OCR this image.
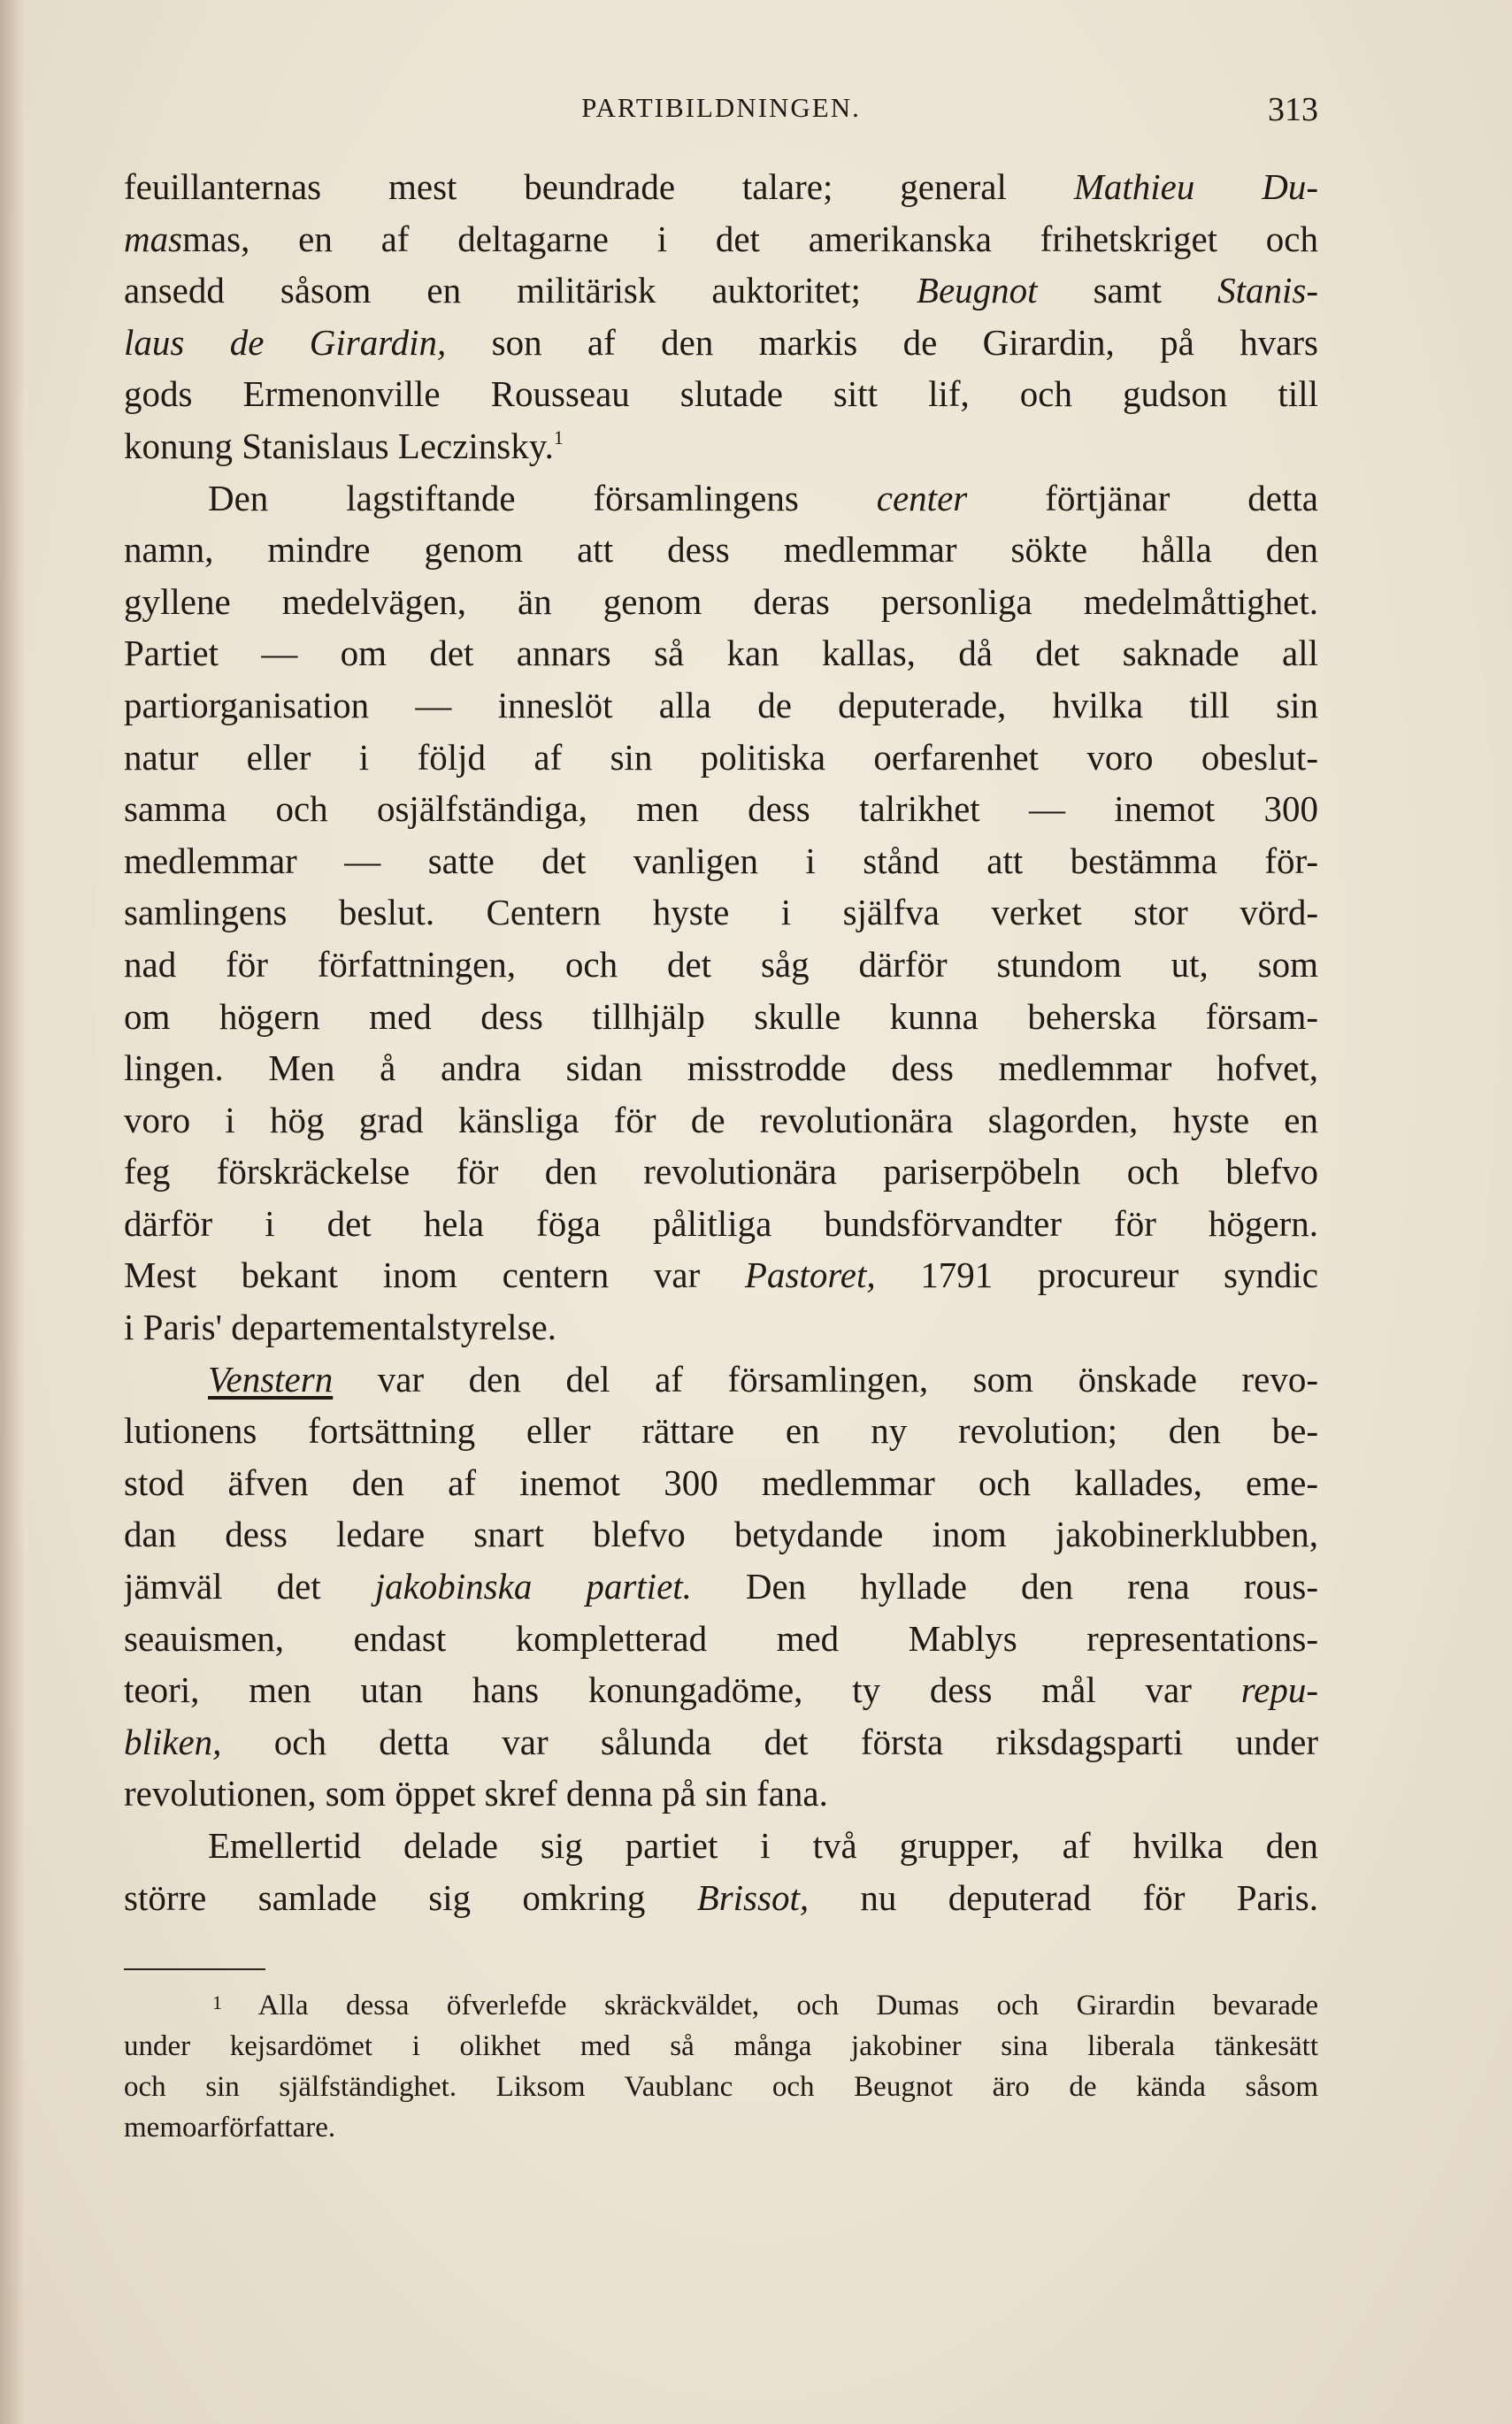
PARTIBILDNINGEN.	313
feuillanternas mest beundrade talare; general Mathieu Du-
masmas, en af deltagarne i det amerikanska frihetskriget och
ansedd såsom en militärisk auktoritet; Beugnot samt Stanis-
laus de Girardin, son af den markis de Girardin, på hvars
gods Ermenonville Rousseau slutade sitt lif, och gudson till
konung Stanislaus Leczinsky.$^1$
Den lagstiftande församlingens center förtjänar detta
namn, mindre genom att dess medlemmar sökte hålla den
gyllene medelvägen, än genom deras personliga medelmåttighet.
Partiet — om det annars så kan kallas, då det saknade all
partiorganisation — inneslöt alla de deputerade, hvilka till sin
natur eller i följd af sin politiska oerfarenhet voro obeslut-
samma och osjälfständiga, men dess talrikhet — inemot 300
medlemmar — satte det vanligen i stånd att bestämma för-
samlingens beslut. Centern hyste i själfva verket stor vörd-
nad för författningen, och det såg därför stundom ut, som
om högern med dess tillhjälp skulle kunna beherska försam-
lingen. Men å andra sidan misstrodde dess medlemmar hofvet,
voro i hög grad känsliga för de revolutionära slagorden, hyste en
feg förskräckelse för den revolutionära pariserpöbeln och blefvo
därför i det hela föga pålitliga bundsförvandter för högern.
Mest bekant inom centern var Pastoret, 1791 procureur syndic
i Paris' departementalstyrelse.
Venstern var den del af församlingen, som önskade revo-
lutionens fortsättning eller rättare en ny revolution; den be-
stod äfven den af inemot 300 medlemmar och kallades, eme-
dan dess ledare snart blefvo betydande inom jakobinerklubben,
jämväl det jakobinska partiet. Den hyllade den rena rous-
seauismen, endast kompletterad med Mablys representations-
teori, men utan hans konungadöme, ty dess mål var repu-
bliken, och detta var sålunda det första riksdagsparti under
revolutionen, som öppet skref denna på sin fana.
Emellertid delade sig partiet i två grupper, af hvilka den
större samlade sig omkring Brissot, nu deputerad för Paris.
$^1$ Alla dessa öfverlefde skräckväldet, och Dumas och Girardin bevarade
under kejsardömet i olikhet med så många jakobiner sina liberala tänkesätt
och sin själfständighet. Liksom Vaublanc och Beugnot äro de kända såsom
memoarförfattare.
#####
• [Activity]
Report, for the data above, every line in which the string "Girardin" appears.

• [Response]
laus de Girardin, son af den markis de Girardin, på hvars
$^1$ Alla dessa öfverlefde skräckväldet, och Dumas och Girardin bevarade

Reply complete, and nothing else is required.